[Data entries]

■ ■ ■ ■

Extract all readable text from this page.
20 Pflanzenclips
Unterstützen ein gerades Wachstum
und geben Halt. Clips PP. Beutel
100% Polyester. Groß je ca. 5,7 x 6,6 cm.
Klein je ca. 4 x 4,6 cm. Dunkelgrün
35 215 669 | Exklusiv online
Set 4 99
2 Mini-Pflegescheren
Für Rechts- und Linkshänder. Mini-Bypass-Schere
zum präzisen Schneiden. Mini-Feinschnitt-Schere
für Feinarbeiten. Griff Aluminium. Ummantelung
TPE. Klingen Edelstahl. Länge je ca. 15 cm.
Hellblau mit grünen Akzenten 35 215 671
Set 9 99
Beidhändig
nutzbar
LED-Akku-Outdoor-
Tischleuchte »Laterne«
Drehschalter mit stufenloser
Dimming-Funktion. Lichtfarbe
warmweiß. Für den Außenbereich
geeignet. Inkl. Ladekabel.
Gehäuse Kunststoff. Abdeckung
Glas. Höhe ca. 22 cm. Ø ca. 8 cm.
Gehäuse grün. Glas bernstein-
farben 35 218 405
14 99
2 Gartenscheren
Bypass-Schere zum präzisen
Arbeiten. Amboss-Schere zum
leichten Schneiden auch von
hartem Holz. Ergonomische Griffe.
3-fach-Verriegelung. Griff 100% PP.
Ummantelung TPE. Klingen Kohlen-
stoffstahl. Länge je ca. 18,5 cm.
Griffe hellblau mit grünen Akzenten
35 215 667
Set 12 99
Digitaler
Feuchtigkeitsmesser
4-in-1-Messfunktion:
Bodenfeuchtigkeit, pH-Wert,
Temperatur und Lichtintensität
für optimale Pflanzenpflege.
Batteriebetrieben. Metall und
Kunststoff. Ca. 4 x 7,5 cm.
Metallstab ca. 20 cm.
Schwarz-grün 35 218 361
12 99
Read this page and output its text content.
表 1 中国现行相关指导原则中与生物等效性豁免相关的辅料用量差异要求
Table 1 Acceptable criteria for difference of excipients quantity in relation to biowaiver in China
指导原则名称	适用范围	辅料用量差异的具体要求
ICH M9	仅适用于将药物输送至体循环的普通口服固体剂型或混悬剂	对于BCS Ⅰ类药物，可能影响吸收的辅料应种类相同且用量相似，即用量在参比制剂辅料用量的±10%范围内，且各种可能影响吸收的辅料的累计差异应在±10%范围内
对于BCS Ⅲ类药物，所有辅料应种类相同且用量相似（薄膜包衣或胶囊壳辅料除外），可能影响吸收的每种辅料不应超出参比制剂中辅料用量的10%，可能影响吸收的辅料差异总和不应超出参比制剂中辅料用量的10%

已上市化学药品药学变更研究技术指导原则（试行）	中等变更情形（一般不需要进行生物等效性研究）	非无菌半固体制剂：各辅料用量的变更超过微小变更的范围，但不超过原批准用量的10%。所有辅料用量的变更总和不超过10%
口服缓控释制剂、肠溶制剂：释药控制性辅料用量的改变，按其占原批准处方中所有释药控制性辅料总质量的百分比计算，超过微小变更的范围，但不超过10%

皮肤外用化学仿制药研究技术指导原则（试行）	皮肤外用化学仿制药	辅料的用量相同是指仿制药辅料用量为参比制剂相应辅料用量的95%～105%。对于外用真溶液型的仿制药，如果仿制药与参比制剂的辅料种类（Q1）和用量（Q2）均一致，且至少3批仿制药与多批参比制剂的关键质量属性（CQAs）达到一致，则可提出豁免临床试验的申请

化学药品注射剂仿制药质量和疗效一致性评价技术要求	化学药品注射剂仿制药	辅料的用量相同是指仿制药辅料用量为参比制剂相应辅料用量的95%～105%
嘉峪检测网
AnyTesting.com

■ ■ ■ ■

- _Task goal_: Identify the lines in the entries above that contain "Klingen", then copy them out.

- _Problem solution_:
TPE. Klingen Edelstahl. Länge je ca. 15 cm.
Ummantelung TPE. Klingen Kohlen-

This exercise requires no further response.